**Problem details**.
Copy everything in the records from the line containing "post-text: ქალი კი" down to the line containing "status-icons-left <box>211 26 349 69</box>", swapping every "interactable" for "clickable" and keeping all else the same.
· · · ·
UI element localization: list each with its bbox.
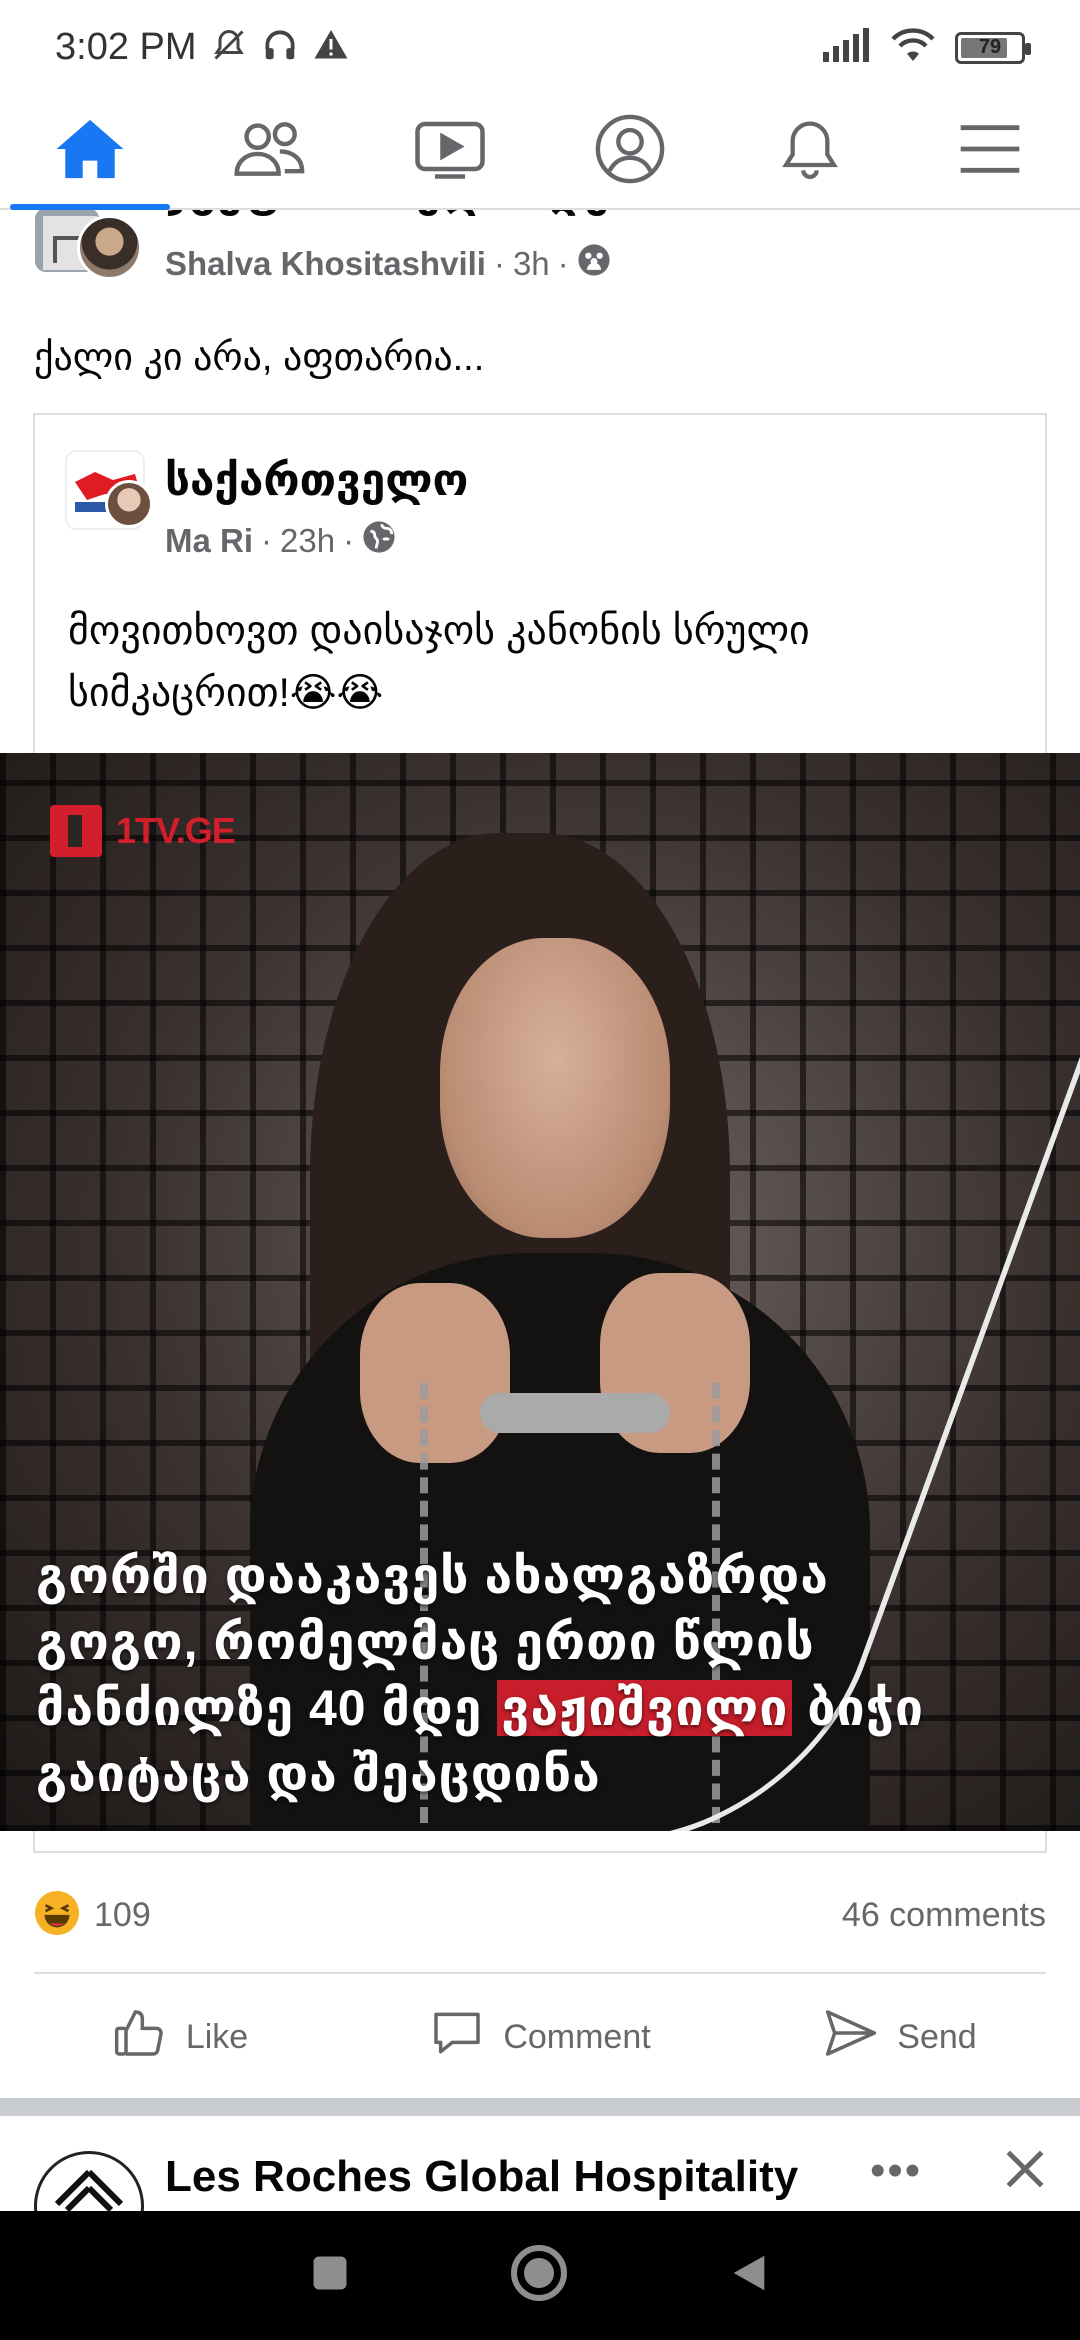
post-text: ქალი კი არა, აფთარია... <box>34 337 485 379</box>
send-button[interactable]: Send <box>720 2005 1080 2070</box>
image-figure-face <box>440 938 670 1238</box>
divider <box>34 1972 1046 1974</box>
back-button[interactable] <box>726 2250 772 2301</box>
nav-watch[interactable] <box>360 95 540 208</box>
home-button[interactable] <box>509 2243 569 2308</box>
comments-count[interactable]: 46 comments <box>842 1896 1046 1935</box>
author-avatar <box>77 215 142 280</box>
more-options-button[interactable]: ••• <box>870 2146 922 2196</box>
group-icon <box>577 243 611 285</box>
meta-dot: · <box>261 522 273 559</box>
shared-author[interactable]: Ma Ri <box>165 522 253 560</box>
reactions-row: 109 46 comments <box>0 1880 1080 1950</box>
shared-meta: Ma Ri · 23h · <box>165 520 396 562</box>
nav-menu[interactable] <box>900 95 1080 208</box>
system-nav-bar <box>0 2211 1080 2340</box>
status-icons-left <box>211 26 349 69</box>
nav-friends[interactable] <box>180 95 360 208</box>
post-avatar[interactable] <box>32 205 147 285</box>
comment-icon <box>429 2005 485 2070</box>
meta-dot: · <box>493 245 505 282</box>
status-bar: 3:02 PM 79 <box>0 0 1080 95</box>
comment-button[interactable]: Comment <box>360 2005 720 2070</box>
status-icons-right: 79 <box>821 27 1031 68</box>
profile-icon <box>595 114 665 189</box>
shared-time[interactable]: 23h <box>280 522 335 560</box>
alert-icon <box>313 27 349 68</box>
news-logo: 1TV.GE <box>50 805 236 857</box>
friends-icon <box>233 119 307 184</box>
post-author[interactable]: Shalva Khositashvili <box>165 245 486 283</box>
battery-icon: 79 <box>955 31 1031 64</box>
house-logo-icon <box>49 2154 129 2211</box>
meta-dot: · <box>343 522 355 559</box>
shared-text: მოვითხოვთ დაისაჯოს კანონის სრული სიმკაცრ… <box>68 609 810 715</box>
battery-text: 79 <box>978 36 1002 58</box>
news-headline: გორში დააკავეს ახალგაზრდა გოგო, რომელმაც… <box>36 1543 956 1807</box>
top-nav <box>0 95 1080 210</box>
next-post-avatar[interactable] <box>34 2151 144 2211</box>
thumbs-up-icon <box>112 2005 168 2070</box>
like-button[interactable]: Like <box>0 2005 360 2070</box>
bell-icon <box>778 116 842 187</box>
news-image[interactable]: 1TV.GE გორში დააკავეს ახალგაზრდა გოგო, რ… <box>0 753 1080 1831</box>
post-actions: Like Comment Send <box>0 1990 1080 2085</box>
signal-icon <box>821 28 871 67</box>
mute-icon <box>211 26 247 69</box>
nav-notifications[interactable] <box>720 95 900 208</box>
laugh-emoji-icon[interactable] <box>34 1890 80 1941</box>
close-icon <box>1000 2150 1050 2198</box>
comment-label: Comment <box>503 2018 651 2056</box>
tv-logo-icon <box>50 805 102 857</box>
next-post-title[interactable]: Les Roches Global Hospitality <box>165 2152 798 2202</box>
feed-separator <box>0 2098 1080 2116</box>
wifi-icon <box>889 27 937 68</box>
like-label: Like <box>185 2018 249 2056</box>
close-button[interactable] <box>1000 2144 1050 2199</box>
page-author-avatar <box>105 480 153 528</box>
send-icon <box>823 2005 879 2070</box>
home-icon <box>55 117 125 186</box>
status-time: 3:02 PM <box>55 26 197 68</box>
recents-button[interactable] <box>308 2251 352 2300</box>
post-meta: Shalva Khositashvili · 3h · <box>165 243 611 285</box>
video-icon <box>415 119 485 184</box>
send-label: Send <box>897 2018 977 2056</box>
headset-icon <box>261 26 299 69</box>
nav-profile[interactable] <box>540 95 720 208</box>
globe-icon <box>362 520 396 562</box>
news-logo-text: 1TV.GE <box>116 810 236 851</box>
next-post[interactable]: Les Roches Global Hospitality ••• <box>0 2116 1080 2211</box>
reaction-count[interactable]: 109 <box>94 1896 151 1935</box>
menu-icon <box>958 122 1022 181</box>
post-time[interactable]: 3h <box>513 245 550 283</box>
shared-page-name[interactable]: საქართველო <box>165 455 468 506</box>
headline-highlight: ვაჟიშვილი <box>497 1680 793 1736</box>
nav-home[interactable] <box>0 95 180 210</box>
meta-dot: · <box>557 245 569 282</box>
· · · ·
**Worked answer**.
post-text: ქალი კი არა, აფთარია... <box>34 337 485 379</box>
send-button[clickable]: Send <box>720 2005 1080 2070</box>
image-figure-face <box>440 938 670 1238</box>
divider <box>34 1972 1046 1974</box>
back-button[clickable] <box>726 2250 772 2301</box>
nav-watch[clickable] <box>360 95 540 208</box>
home-button[clickable] <box>509 2243 569 2308</box>
comments-count[clickable]: 46 comments <box>842 1896 1046 1935</box>
author-avatar <box>77 215 142 280</box>
more-options-button[clickable]: ••• <box>870 2146 922 2196</box>
group-icon <box>577 243 611 285</box>
meta-dot: · <box>261 522 273 559</box>
shared-author[clickable]: Ma Ri <box>165 522 253 560</box>
reactions-row: 109 46 comments <box>0 1880 1080 1950</box>
shared-meta: Ma Ri · 23h · <box>165 520 396 562</box>
nav-menu[clickable] <box>900 95 1080 208</box>
system-nav-bar <box>0 2211 1080 2340</box>
status-icons-left <box>211 26 349 69</box>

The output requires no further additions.